### What needs to be done:
Spot each line that carries the word "marker"; copy those lines.

### Items from a data source:
## START
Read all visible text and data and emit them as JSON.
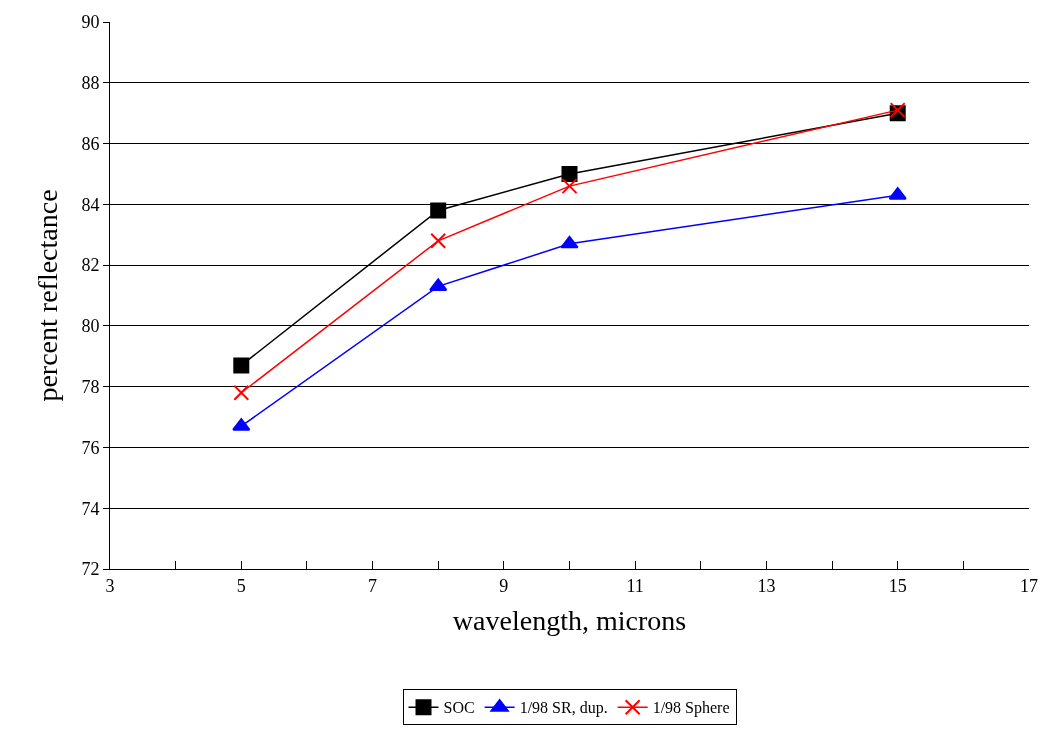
{
  "chart_data": {
    "type": "line",
    "xlabel": "wavelength, microns",
    "ylabel": "percent reflectance",
    "x": [
      5,
      8,
      10,
      15
    ],
    "series": [
      {
        "name": "SOC",
        "color": "#000000",
        "marker": "square",
        "values": [
          78.7,
          83.8,
          85.0,
          87.0
        ]
      },
      {
        "name": "1/98 SR, dup.",
        "color": "#0000ff",
        "marker": "triangle",
        "values": [
          76.7,
          81.3,
          82.7,
          84.3
        ]
      },
      {
        "name": "1/98 Sphere",
        "color": "#ff0000",
        "marker": "cross",
        "values": [
          77.8,
          82.8,
          84.6,
          87.1
        ]
      }
    ],
    "xlim": [
      3,
      17
    ],
    "xticks": [
      3,
      {
        "value": 4,
        "label": null
      },
      5,
      {
        "value": 6,
        "label": null
      },
      7,
      {
        "value": 8,
        "label": null
      },
      9,
      {
        "value": 10,
        "label": null
      },
      11,
      {
        "value": 12,
        "label": null
      },
      13,
      {
        "value": 14,
        "label": null
      },
      15,
      {
        "value": 16,
        "label": null
      },
      17
    ],
    "ylim": [
      72,
      90
    ],
    "yticks": [
      72,
      74,
      76,
      78,
      80,
      82,
      84,
      86,
      88,
      90
    ],
    "grid": "y",
    "legend": "bottom",
    "line_style": "solid"
  }
}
## END
### Reply to the exercise:
        "marker": "square",
        "marker": "triangle",
        "marker": "cross",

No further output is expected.